ENTRIES >>
BEGIN
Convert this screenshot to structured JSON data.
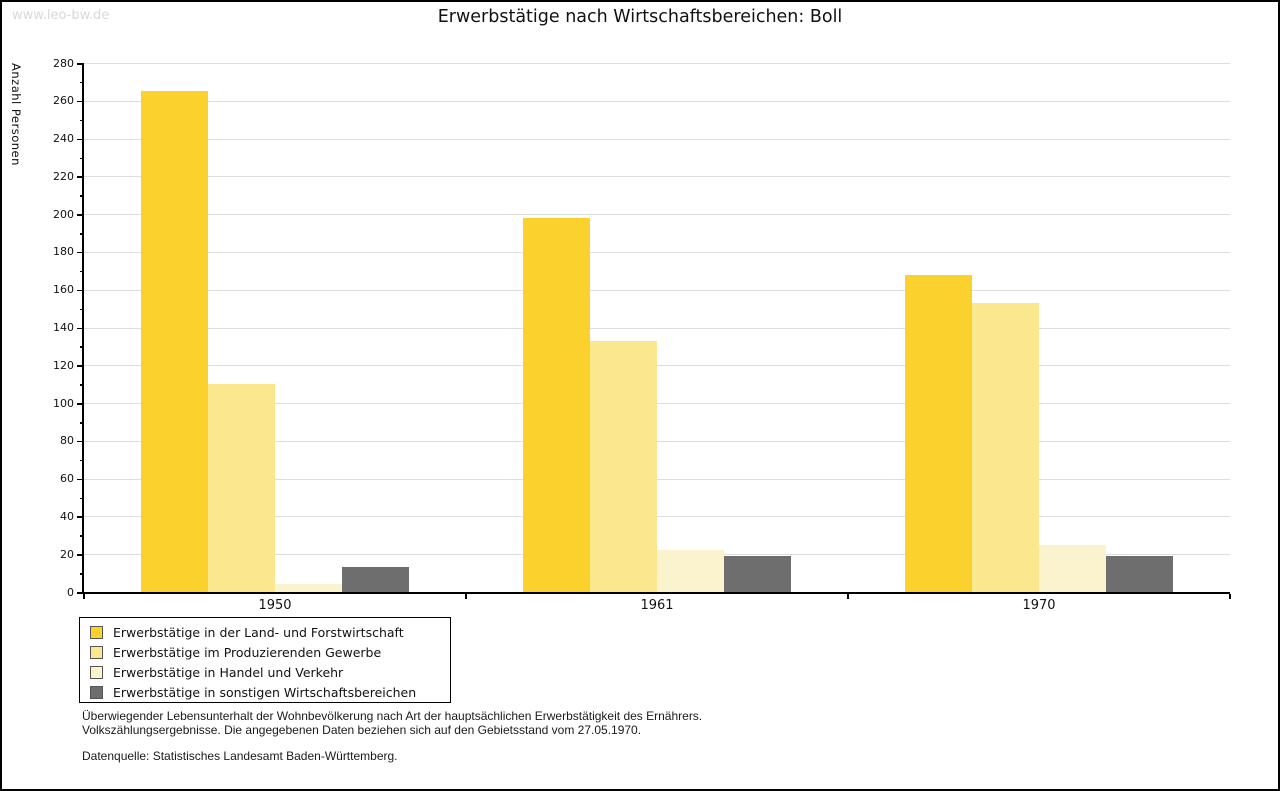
{
  "watermark": "www.leo-bw.de",
  "title": "Erwerbstätige nach Wirtschaftsbereichen: Boll",
  "chart_data": {
    "type": "bar",
    "categories": [
      "1950",
      "1961",
      "1970"
    ],
    "series": [
      {
        "name": "Erwerbstätige in der Land- und Forstwirtschaft",
        "color": "#FBD12D",
        "values": [
          265,
          198,
          168
        ]
      },
      {
        "name": "Erwerbstätige im Produzierenden Gewerbe",
        "color": "#FAE78E",
        "values": [
          110,
          133,
          153
        ]
      },
      {
        "name": "Erwerbstätige in Handel und Verkehr",
        "color": "#FBF3CE",
        "values": [
          4,
          22,
          25
        ]
      },
      {
        "name": "Erwerbstätige in sonstigen Wirtschaftsbereichen",
        "color": "#6E6E6E",
        "values": [
          13,
          19,
          19
        ]
      }
    ],
    "title": "Erwerbstätige nach Wirtschaftsbereichen: Boll",
    "xlabel": "",
    "ylabel": "Anzahl Personen",
    "ylim": [
      0,
      280
    ],
    "ytick_major": 20,
    "ytick_minor": 10,
    "grid": "horizontal-major",
    "legend_position": "bottom-left"
  },
  "footnote": {
    "line1": "Überwiegender Lebensunterhalt der Wohnbevölkerung nach Art der hauptsächlichen Erwerbstätigkeit des Ernährers.",
    "line2": "Volkszählungsergebnisse. Die angegebenen Daten beziehen sich auf den Gebietsstand vom 27.05.1970.",
    "source": "Datenquelle: Statistisches Landesamt Baden-Württemberg."
  },
  "colors": {
    "gridline": "#DEDEDE",
    "axis": "#000000",
    "watermark": "#D8D8D8",
    "swatch_border": "#555555"
  }
}
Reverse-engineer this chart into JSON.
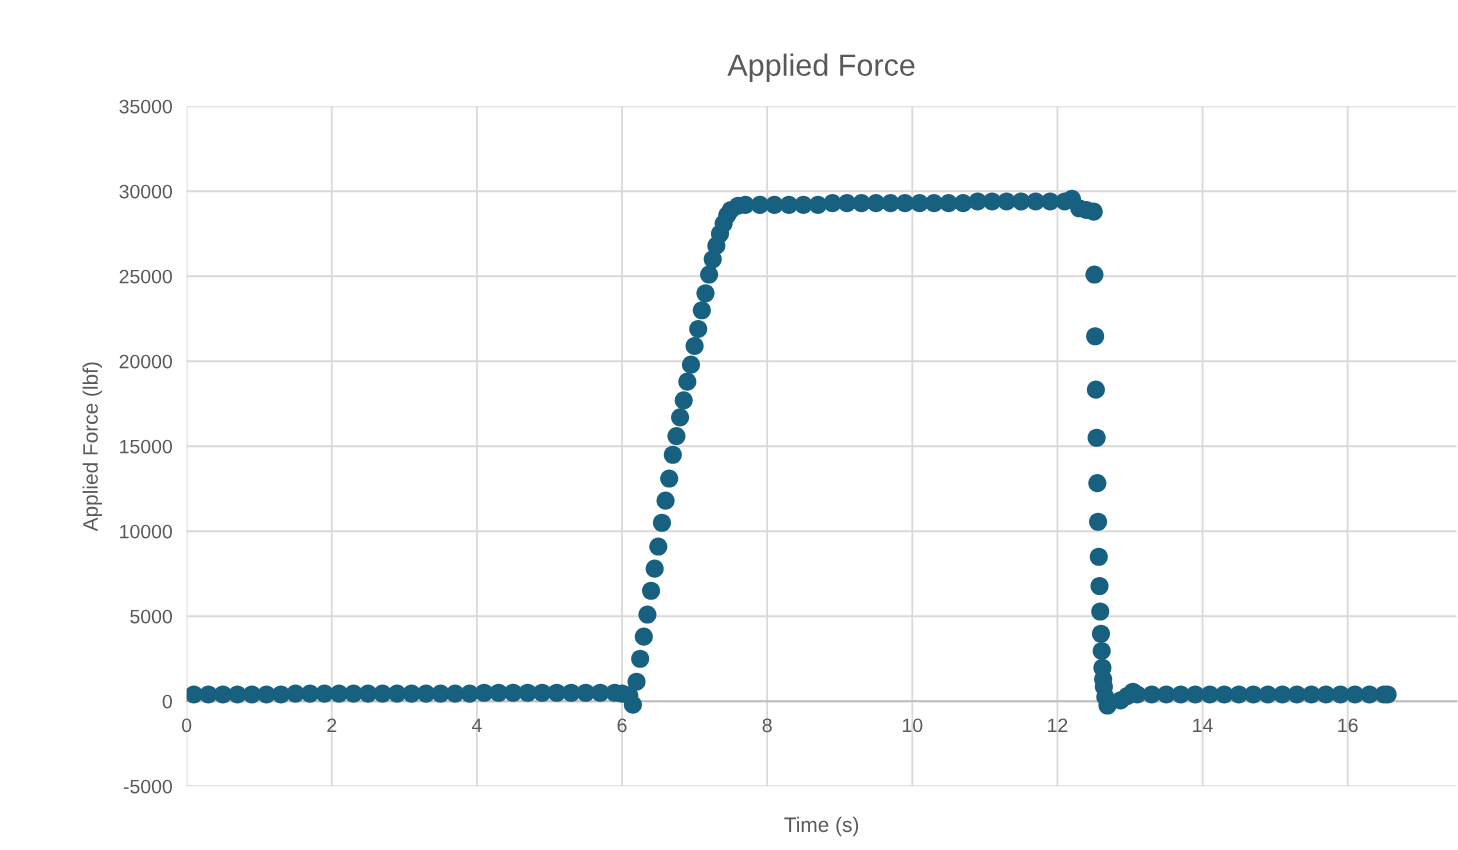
{
  "chart_data": {
    "type": "scatter",
    "title": "Applied Force",
    "xlabel": "Time (s)",
    "ylabel": "Applied Force (lbf)",
    "xlim": [
      0,
      17.5
    ],
    "xticks": [
      0,
      2,
      4,
      6,
      8,
      10,
      12,
      14,
      16
    ],
    "ylim": [
      -5000,
      35000
    ],
    "yticks": [
      -5000,
      0,
      5000,
      10000,
      15000,
      20000,
      25000,
      30000,
      35000
    ],
    "grid": true,
    "marker": "circle",
    "series": [
      {
        "color": "#17607f",
        "x": [
          0.1,
          0.3,
          0.5,
          0.7,
          0.9,
          1.1,
          1.3,
          1.5,
          1.7,
          1.9,
          2.1,
          2.3,
          2.5,
          2.7,
          2.9,
          3.1,
          3.3,
          3.5,
          3.7,
          3.9,
          4.1,
          4.3,
          4.5,
          4.7,
          4.9,
          5.1,
          5.3,
          5.5,
          5.7,
          5.9,
          6.0,
          6.1,
          6.15,
          6.2,
          6.25,
          6.3,
          6.35,
          6.4,
          6.45,
          6.5,
          6.55,
          6.6,
          6.65,
          6.7,
          6.75,
          6.8,
          6.85,
          6.9,
          6.95,
          7.0,
          7.05,
          7.1,
          7.15,
          7.2,
          7.25,
          7.3,
          7.35,
          7.4,
          7.45,
          7.5,
          7.6,
          7.7,
          7.9,
          8.1,
          8.3,
          8.5,
          8.7,
          8.9,
          9.1,
          9.3,
          9.5,
          9.7,
          9.9,
          10.1,
          10.3,
          10.5,
          10.7,
          10.9,
          11.1,
          11.3,
          11.5,
          11.7,
          11.9,
          12.1,
          12.2,
          12.3,
          12.4,
          12.5,
          12.51,
          12.52,
          12.53,
          12.54,
          12.55,
          12.56,
          12.57,
          12.58,
          12.59,
          12.6,
          12.61,
          12.62,
          12.63,
          12.64,
          12.66,
          12.69,
          12.87,
          12.96,
          13.04,
          13.1,
          13.3,
          13.5,
          13.7,
          13.9,
          14.1,
          14.3,
          14.5,
          14.7,
          14.9,
          15.1,
          15.3,
          15.5,
          15.7,
          15.9,
          16.1,
          16.3,
          16.5,
          16.55
        ],
        "values": [
          400,
          400,
          400,
          400,
          400,
          400,
          400,
          450,
          450,
          450,
          450,
          450,
          450,
          450,
          450,
          450,
          450,
          450,
          450,
          450,
          500,
          500,
          500,
          500,
          500,
          500,
          500,
          500,
          500,
          500,
          450,
          350,
          -200,
          1150,
          2500,
          3800,
          5100,
          6500,
          7800,
          9100,
          10500,
          11800,
          13100,
          14500,
          15600,
          16700,
          17700,
          18800,
          19800,
          20900,
          21900,
          23000,
          24000,
          25100,
          26000,
          26800,
          27500,
          28100,
          28600,
          28900,
          29150,
          29200,
          29200,
          29200,
          29200,
          29200,
          29200,
          29300,
          29300,
          29300,
          29300,
          29300,
          29300,
          29300,
          29300,
          29300,
          29300,
          29400,
          29400,
          29400,
          29400,
          29400,
          29400,
          29400,
          29550,
          29000,
          28900,
          28800,
          25100,
          21470,
          18330,
          15500,
          12830,
          10560,
          8500,
          6780,
          5280,
          3970,
          2960,
          1970,
          1300,
          860,
          250,
          -250,
          50,
          300,
          560,
          400,
          400,
          400,
          400,
          400,
          400,
          400,
          400,
          400,
          400,
          400,
          400,
          400,
          400,
          400,
          400,
          400,
          400,
          400
        ]
      }
    ]
  }
}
END
STATED GOAL >>
Identify and copy the lines holding the word "name".

SOLUTION FOR THIS PROBLEM >>
        "name": "Erwerbstätige in der Land- und Forstwirtschaft",
        "name": "Erwerbstätige im Produzierenden Gewerbe",
        "name": "Erwerbstätige in Handel und Verkehr",
        "name": "Erwerbstätige in sonstigen Wirtschaftsbereichen",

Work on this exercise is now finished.